## Prompt
Every line holding the word "name" counts once. Give the total, nothing more.

## Provided material
======

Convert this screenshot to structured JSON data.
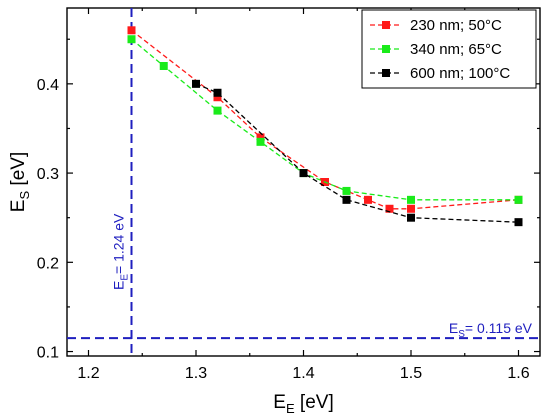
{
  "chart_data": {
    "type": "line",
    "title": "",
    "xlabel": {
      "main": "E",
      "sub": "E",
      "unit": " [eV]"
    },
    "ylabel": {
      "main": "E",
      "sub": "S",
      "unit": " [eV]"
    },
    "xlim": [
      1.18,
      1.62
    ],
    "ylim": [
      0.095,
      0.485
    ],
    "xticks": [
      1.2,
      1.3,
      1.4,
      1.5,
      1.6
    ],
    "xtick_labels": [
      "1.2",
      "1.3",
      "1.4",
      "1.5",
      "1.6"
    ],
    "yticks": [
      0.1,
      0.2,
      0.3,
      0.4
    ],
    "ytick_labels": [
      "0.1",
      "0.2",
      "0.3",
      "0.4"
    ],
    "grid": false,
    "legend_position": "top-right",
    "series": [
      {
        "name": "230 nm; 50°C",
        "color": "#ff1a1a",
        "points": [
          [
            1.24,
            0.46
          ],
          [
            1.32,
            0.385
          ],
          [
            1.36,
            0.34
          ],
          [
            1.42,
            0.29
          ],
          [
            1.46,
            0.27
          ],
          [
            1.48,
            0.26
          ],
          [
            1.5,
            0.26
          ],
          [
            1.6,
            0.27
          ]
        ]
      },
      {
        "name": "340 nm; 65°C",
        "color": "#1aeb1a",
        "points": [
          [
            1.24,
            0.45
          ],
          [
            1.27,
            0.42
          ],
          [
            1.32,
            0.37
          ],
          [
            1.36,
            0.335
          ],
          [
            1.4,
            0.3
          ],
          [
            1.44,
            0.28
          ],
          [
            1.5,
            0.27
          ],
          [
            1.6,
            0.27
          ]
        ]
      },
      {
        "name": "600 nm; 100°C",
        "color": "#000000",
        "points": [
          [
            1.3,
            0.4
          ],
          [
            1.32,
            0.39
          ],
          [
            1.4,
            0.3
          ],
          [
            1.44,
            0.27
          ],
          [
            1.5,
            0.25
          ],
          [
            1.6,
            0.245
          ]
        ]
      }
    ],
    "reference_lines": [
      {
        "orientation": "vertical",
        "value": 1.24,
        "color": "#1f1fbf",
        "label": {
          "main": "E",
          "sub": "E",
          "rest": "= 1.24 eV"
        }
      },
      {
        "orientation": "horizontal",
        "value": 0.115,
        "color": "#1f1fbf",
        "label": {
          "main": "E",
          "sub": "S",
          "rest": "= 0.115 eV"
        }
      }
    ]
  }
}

======

## Exercise result
3